§ **Brief**: Wherever a line holds the string "name", copy that line.

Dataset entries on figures
________________________

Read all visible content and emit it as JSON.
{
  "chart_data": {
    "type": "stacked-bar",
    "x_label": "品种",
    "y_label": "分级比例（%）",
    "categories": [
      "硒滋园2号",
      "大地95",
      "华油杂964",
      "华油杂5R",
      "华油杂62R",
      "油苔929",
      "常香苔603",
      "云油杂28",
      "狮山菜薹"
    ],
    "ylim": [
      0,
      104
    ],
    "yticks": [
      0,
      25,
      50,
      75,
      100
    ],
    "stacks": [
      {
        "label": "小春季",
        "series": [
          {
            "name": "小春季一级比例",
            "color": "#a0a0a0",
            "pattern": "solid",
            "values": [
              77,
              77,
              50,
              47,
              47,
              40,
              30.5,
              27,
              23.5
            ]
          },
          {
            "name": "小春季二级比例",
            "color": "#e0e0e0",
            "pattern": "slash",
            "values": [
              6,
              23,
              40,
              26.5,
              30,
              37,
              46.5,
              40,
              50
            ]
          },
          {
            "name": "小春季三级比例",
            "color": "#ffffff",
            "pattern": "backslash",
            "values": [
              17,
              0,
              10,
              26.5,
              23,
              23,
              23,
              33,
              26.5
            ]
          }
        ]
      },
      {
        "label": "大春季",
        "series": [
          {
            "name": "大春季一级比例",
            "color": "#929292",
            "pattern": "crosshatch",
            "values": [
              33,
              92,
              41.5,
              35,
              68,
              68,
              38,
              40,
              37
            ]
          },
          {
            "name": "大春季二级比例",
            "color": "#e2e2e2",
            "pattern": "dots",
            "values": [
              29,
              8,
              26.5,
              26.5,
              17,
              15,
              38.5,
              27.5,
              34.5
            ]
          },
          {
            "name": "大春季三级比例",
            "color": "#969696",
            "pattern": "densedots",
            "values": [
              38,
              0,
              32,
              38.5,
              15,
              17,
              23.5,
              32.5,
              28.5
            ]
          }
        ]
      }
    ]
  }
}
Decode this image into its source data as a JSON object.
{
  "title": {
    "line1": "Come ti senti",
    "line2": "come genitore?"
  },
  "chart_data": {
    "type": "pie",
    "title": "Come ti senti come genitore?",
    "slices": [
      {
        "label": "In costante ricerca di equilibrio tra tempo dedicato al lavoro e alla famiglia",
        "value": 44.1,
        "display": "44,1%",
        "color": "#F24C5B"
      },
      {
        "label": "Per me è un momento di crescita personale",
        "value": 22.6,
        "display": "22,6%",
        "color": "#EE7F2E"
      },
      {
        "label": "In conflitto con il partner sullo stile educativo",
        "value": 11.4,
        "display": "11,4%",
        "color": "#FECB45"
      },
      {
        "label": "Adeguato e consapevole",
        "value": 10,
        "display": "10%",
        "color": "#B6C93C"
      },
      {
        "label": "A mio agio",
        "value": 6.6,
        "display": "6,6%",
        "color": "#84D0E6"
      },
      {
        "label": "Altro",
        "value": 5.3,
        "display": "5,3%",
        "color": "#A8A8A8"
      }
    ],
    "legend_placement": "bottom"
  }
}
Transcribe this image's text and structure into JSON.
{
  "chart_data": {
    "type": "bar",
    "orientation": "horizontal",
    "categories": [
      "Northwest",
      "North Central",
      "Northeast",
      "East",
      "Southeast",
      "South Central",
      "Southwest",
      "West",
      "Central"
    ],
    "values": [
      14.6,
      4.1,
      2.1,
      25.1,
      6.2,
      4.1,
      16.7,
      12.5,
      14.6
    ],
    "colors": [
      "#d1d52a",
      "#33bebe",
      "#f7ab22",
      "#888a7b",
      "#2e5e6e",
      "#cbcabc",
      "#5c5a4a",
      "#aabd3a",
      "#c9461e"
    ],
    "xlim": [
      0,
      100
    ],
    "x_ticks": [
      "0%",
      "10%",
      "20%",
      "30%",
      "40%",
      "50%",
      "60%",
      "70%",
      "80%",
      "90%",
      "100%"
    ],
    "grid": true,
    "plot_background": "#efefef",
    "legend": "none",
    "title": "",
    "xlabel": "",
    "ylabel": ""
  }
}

________________________

§ **Full solution**:
            "name": "小春季一级比例",
            "name": "小春季二级比例",
            "name": "小春季三级比例",
            "name": "大春季一级比例",
            "name": "大春季二级比例",
            "name": "大春季三级比例",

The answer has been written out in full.